Aim of the task: Write out the complete material exactly as it stands.

## START

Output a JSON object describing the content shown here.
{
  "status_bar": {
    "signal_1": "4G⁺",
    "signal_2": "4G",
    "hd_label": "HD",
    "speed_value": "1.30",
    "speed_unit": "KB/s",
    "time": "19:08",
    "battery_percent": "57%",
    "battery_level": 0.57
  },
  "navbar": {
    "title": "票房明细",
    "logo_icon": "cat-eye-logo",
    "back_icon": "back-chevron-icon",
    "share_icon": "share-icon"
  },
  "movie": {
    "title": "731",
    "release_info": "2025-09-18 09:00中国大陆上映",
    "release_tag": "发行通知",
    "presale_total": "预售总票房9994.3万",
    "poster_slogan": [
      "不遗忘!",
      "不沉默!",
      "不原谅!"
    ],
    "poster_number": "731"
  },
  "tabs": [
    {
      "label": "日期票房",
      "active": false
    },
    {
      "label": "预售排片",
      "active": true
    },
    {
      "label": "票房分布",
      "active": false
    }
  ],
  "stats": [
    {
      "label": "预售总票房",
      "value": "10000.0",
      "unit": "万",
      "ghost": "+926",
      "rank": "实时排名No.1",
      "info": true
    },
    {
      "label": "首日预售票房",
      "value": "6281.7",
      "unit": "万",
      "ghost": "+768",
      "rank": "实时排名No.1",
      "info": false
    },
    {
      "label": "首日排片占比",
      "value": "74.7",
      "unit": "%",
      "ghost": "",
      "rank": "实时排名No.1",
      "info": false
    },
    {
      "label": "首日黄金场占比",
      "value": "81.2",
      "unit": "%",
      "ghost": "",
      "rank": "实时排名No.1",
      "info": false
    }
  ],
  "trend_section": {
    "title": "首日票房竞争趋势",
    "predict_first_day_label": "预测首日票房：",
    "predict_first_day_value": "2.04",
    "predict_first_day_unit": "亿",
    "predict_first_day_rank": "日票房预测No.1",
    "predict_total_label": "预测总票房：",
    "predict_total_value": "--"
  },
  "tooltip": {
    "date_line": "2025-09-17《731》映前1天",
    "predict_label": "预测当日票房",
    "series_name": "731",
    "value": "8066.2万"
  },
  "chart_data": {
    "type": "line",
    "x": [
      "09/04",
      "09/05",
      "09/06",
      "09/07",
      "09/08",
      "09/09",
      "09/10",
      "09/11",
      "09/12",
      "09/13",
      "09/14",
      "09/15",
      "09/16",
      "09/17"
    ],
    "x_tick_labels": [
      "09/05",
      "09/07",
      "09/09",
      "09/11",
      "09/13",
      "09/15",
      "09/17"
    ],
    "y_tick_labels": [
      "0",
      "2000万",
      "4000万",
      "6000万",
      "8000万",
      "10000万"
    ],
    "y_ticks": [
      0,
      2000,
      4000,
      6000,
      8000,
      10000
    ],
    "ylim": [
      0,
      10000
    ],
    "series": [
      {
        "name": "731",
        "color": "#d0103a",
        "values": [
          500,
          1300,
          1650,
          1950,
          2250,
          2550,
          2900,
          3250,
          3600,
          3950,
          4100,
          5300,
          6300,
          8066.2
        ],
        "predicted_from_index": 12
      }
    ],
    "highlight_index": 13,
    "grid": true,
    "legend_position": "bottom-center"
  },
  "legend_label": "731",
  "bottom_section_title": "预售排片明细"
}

## END

Full answer:
Output a JSON object describing the content shown here.
{
  "status_bar": {
    "signal_1": "4G⁺",
    "signal_2": "4G",
    "hd_label": "HD",
    "speed_value": "1.30",
    "speed_unit": "KB/s",
    "time": "19:08",
    "battery_percent": "57%",
    "battery_level": 0.57
  },
  "navbar": {
    "title": "票房明细",
    "logo_icon": "cat-eye-logo",
    "back_icon": "back-chevron-icon",
    "share_icon": "share-icon"
  },
  "movie": {
    "title": "731",
    "release_info": "2025-09-18 09:00中国大陆上映",
    "release_tag": "发行通知",
    "presale_total": "预售总票房9994.3万",
    "poster_slogan": [
      "不遗忘!",
      "不沉默!",
      "不原谅!"
    ],
    "poster_number": "731"
  },
  "tabs": [
    {
      "label": "日期票房",
      "active": false
    },
    {
      "label": "预售排片",
      "active": true
    },
    {
      "label": "票房分布",
      "active": false
    }
  ],
  "stats": [
    {
      "label": "预售总票房",
      "value": "10000.0",
      "unit": "万",
      "ghost": "+926",
      "rank": "实时排名No.1",
      "info": true
    },
    {
      "label": "首日预售票房",
      "value": "6281.7",
      "unit": "万",
      "ghost": "+768",
      "rank": "实时排名No.1",
      "info": false
    },
    {
      "label": "首日排片占比",
      "value": "74.7",
      "unit": "%",
      "ghost": "",
      "rank": "实时排名No.1",
      "info": false
    },
    {
      "label": "首日黄金场占比",
      "value": "81.2",
      "unit": "%",
      "ghost": "",
      "rank": "实时排名No.1",
      "info": false
    }
  ],
  "trend_section": {
    "title": "首日票房竞争趋势",
    "predict_first_day_label": "预测首日票房：",
    "predict_first_day_value": "2.04",
    "predict_first_day_unit": "亿",
    "predict_first_day_rank": "日票房预测No.1",
    "predict_total_label": "预测总票房：",
    "predict_total_value": "--"
  },
  "tooltip": {
    "date_line": "2025-09-17《731》映前1天",
    "predict_label": "预测当日票房",
    "series_name": "731",
    "value": "8066.2万"
  },
  "chart_data": {
    "type": "line",
    "x": [
      "09/04",
      "09/05",
      "09/06",
      "09/07",
      "09/08",
      "09/09",
      "09/10",
      "09/11",
      "09/12",
      "09/13",
      "09/14",
      "09/15",
      "09/16",
      "09/17"
    ],
    "x_tick_labels": [
      "09/05",
      "09/07",
      "09/09",
      "09/11",
      "09/13",
      "09/15",
      "09/17"
    ],
    "y_tick_labels": [
      "0",
      "2000万",
      "4000万",
      "6000万",
      "8000万",
      "10000万"
    ],
    "y_ticks": [
      0,
      2000,
      4000,
      6000,
      8000,
      10000
    ],
    "ylim": [
      0,
      10000
    ],
    "series": [
      {
        "name": "731",
        "color": "#d0103a",
        "values": [
          500,
          1300,
          1650,
          1950,
          2250,
          2550,
          2900,
          3250,
          3600,
          3950,
          4100,
          5300,
          6300,
          8066.2
        ],
        "predicted_from_index": 12
      }
    ],
    "highlight_index": 13,
    "grid": true,
    "legend_position": "bottom-center"
  },
  "legend_label": "731",
  "bottom_section_title": "预售排片明细"
}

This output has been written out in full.